-- Begin --

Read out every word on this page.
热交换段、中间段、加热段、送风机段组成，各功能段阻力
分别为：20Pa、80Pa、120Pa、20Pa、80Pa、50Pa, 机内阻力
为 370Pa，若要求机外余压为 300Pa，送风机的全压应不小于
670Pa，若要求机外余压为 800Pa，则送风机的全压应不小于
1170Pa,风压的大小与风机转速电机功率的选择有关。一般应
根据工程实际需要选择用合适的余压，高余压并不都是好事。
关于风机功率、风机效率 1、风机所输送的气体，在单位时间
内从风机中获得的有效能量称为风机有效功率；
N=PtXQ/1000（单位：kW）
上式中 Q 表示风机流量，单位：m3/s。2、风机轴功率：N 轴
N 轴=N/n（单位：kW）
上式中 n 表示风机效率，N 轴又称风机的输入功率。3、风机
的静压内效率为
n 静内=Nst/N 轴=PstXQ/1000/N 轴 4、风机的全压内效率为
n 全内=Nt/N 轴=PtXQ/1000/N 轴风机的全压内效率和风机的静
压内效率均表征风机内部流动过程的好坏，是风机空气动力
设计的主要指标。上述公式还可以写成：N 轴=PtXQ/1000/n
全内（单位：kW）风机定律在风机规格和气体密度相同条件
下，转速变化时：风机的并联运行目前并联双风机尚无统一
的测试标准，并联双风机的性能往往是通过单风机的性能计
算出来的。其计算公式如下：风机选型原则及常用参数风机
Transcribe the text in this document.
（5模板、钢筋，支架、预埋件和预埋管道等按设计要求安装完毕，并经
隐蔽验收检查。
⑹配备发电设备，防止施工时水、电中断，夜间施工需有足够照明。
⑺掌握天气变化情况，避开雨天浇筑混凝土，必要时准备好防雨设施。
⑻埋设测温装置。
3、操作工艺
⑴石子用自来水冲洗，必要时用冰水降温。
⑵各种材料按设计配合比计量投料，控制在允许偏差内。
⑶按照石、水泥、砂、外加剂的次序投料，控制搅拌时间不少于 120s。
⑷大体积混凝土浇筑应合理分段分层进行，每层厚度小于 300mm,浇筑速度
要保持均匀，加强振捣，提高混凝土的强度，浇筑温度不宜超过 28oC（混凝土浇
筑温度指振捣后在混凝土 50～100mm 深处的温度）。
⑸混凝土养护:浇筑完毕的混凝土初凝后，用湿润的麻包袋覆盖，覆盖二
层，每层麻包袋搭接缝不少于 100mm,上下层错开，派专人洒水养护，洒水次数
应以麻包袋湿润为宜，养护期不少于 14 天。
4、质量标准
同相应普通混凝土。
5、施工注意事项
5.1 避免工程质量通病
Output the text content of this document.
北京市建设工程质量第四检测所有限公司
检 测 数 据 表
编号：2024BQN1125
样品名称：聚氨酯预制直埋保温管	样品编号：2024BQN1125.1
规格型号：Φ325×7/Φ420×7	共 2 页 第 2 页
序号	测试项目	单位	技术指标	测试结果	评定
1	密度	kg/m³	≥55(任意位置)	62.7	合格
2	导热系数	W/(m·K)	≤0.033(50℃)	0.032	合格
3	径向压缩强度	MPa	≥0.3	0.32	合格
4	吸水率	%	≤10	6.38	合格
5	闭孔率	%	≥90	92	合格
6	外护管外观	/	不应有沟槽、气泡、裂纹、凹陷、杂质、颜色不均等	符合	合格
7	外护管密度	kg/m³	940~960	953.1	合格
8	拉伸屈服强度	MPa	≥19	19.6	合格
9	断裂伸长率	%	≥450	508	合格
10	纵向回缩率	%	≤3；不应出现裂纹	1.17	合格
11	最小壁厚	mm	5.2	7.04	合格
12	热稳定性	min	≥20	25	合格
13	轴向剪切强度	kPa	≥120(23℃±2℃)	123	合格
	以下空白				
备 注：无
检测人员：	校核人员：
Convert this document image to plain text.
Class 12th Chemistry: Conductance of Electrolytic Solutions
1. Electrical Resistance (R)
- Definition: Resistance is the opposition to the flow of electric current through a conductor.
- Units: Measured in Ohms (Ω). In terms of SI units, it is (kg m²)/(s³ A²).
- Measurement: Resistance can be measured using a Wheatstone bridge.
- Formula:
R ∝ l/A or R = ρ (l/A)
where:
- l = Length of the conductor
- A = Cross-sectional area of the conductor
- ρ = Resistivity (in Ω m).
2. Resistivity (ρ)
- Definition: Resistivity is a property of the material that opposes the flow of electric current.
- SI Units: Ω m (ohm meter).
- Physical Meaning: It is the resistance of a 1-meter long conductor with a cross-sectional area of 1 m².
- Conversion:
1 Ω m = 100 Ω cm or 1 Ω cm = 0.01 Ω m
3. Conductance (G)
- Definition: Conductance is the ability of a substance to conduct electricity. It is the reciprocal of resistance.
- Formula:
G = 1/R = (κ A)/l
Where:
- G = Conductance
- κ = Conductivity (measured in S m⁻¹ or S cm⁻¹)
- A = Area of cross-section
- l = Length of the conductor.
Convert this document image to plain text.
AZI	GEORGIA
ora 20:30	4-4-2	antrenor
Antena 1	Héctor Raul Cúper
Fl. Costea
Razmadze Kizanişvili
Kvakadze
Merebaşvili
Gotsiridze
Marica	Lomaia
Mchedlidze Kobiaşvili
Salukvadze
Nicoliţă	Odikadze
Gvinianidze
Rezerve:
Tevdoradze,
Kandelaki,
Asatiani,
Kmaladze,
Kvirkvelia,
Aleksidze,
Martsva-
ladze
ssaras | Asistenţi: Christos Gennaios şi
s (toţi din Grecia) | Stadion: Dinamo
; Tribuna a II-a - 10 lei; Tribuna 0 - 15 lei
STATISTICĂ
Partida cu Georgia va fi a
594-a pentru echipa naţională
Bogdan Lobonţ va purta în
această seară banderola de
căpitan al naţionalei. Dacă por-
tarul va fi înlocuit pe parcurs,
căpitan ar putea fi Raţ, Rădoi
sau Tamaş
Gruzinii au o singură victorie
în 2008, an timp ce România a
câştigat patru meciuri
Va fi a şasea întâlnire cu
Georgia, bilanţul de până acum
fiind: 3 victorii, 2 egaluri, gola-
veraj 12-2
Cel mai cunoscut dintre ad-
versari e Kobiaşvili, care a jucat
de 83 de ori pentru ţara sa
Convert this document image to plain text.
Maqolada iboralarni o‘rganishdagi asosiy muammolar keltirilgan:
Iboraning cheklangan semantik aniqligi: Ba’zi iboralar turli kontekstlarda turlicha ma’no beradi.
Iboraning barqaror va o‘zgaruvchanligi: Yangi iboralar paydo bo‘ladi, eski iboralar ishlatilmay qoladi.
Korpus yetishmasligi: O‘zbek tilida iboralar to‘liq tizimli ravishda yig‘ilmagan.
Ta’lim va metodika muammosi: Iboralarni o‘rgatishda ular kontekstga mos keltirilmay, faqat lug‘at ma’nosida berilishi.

-- End --

Exactly as shown above, return every record.

Read out every word on this page.
热交换段、中间段、加热段、送风机段组成，各功能段阻力
分别为：20Pa、80Pa、120Pa、20Pa、80Pa、50Pa, 机内阻力
为 370Pa，若要求机外余压为 300Pa，送风机的全压应不小于
670Pa，若要求机外余压为 800Pa，则送风机的全压应不小于
1170Pa,风压的大小与风机转速电机功率的选择有关。一般应
根据工程实际需要选择用合适的余压，高余压并不都是好事。
关于风机功率、风机效率 1、风机所输送的气体，在单位时间
内从风机中获得的有效能量称为风机有效功率；
N=PtXQ/1000（单位：kW）
上式中 Q 表示风机流量，单位：m3/s。2、风机轴功率：N 轴
N 轴=N/n（单位：kW）
上式中 n 表示风机效率，N 轴又称风机的输入功率。3、风机
的静压内效率为
n 静内=Nst/N 轴=PstXQ/1000/N 轴 4、风机的全压内效率为
n 全内=Nt/N 轴=PtXQ/1000/N 轴风机的全压内效率和风机的静
压内效率均表征风机内部流动过程的好坏，是风机空气动力
设计的主要指标。上述公式还可以写成：N 轴=PtXQ/1000/n
全内（单位：kW）风机定律在风机规格和气体密度相同条件
下，转速变化时：风机的并联运行目前并联双风机尚无统一
的测试标准，并联双风机的性能往往是通过单风机的性能计
算出来的。其计算公式如下：风机选型原则及常用参数风机
Transcribe the text in this document.
（5模板、钢筋，支架、预埋件和预埋管道等按设计要求安装完毕，并经
隐蔽验收检查。
⑹配备发电设备，防止施工时水、电中断，夜间施工需有足够照明。
⑺掌握天气变化情况，避开雨天浇筑混凝土，必要时准备好防雨设施。
⑻埋设测温装置。
3、操作工艺
⑴石子用自来水冲洗，必要时用冰水降温。
⑵各种材料按设计配合比计量投料，控制在允许偏差内。
⑶按照石、水泥、砂、外加剂的次序投料，控制搅拌时间不少于 120s。
⑷大体积混凝土浇筑应合理分段分层进行，每层厚度小于 300mm,浇筑速度
要保持均匀，加强振捣，提高混凝土的强度，浇筑温度不宜超过 28oC（混凝土浇
筑温度指振捣后在混凝土 50～100mm 深处的温度）。
⑸混凝土养护:浇筑完毕的混凝土初凝后，用湿润的麻包袋覆盖，覆盖二
层，每层麻包袋搭接缝不少于 100mm,上下层错开，派专人洒水养护，洒水次数
应以麻包袋湿润为宜，养护期不少于 14 天。
4、质量标准
同相应普通混凝土。
5、施工注意事项
5.1 避免工程质量通病
Output the text content of this document.
北京市建设工程质量第四检测所有限公司
检 测 数 据 表
编号：2024BQN1125
样品名称：聚氨酯预制直埋保温管	样品编号：2024BQN1125.1
规格型号：Φ325×7/Φ420×7	共 2 页 第 2 页
序号	测试项目	单位	技术指标	测试结果	评定
1	密度	kg/m³	≥55(任意位置)	62.7	合格
2	导热系数	W/(m·K)	≤0.033(50℃)	0.032	合格
3	径向压缩强度	MPa	≥0.3	0.32	合格
4	吸水率	%	≤10	6.38	合格
5	闭孔率	%	≥90	92	合格
6	外护管外观	/	不应有沟槽、气泡、裂纹、凹陷、杂质、颜色不均等	符合	合格
7	外护管密度	kg/m³	940~960	953.1	合格
8	拉伸屈服强度	MPa	≥19	19.6	合格
9	断裂伸长率	%	≥450	508	合格
10	纵向回缩率	%	≤3；不应出现裂纹	1.17	合格
11	最小壁厚	mm	5.2	7.04	合格
12	热稳定性	min	≥20	25	合格
13	轴向剪切强度	kPa	≥120(23℃±2℃)	123	合格
	以下空白				
备 注：无
检测人员：	校核人员：
Convert this document image to plain text.
Class 12th Chemistry: Conductance of Electrolytic Solutions
1. Electrical Resistance (R)
- Definition: Resistance is the opposition to the flow of electric current through a conductor.
- Units: Measured in Ohms (Ω). In terms of SI units, it is (kg m²)/(s³ A²).
- Measurement: Resistance can be measured using a Wheatstone bridge.
- Formula:
R ∝ l/A or R = ρ (l/A)
where:
- l = Length of the conductor
- A = Cross-sectional area of the conductor
- ρ = Resistivity (in Ω m).
2. Resistivity (ρ)
- Definition: Resistivity is a property of the material that opposes the flow of electric current.
- SI Units: Ω m (ohm meter).
- Physical Meaning: It is the resistance of a 1-meter long conductor with a cross-sectional area of 1 m².
- Conversion:
1 Ω m = 100 Ω cm or 1 Ω cm = 0.01 Ω m
3. Conductance (G)
- Definition: Conductance is the ability of a substance to conduct electricity. It is the reciprocal of resistance.
- Formula:
G = 1/R = (κ A)/l
Where:
- G = Conductance
- κ = Conductivity (measured in S m⁻¹ or S cm⁻¹)
- A = Area of cross-section
- l = Length of the conductor.
Convert this document image to plain text.
AZI	GEORGIA
ora 20:30	4-4-2	antrenor
Antena 1	Héctor Raul Cúper
Fl. Costea
Razmadze Kizanişvili
Kvakadze
Merebaşvili
Gotsiridze
Marica	Lomaia
Mchedlidze Kobiaşvili
Salukvadze
Nicoliţă	Odikadze
Gvinianidze
Rezerve:
Tevdoradze,
Kandelaki,
Asatiani,
Kmaladze,
Kvirkvelia,
Aleksidze,
Martsva-
ladze
ssaras | Asistenţi: Christos Gennaios şi
s (toţi din Grecia) | Stadion: Dinamo
; Tribuna a II-a - 10 lei; Tribuna 0 - 15 lei
STATISTICĂ
Partida cu Georgia va fi a
594-a pentru echipa naţională
Bogdan Lobonţ va purta în
această seară banderola de
căpitan al naţionalei. Dacă por-
tarul va fi înlocuit pe parcurs,
căpitan ar putea fi Raţ, Rădoi
sau Tamaş
Gruzinii au o singură victorie
în 2008, an timp ce România a
câştigat patru meciuri
Va fi a şasea întâlnire cu
Georgia, bilanţul de până acum
fiind: 3 victorii, 2 egaluri, gola-
veraj 12-2
Cel mai cunoscut dintre ad-
versari e Kobiaşvili, care a jucat
de 83 de ori pentru ţara sa
Convert this document image to plain text.
Maqolada iboralarni o‘rganishdagi asosiy muammolar keltirilgan:
Iboraning cheklangan semantik aniqligi: Ba’zi iboralar turli kontekstlarda turlicha ma’no beradi.
Iboraning barqaror va o‘zgaruvchanligi: Yangi iboralar paydo bo‘ladi, eski iboralar ishlatilmay qoladi.
Korpus yetishmasligi: O‘zbek tilida iboralar to‘liq tizimli ravishda yig‘ilmagan.
Ta’lim va metodika muammosi: Iboralarni o‘rgatishda ular kontekstga mos keltirilmay, faqat lug‘at ma’nosida berilishi.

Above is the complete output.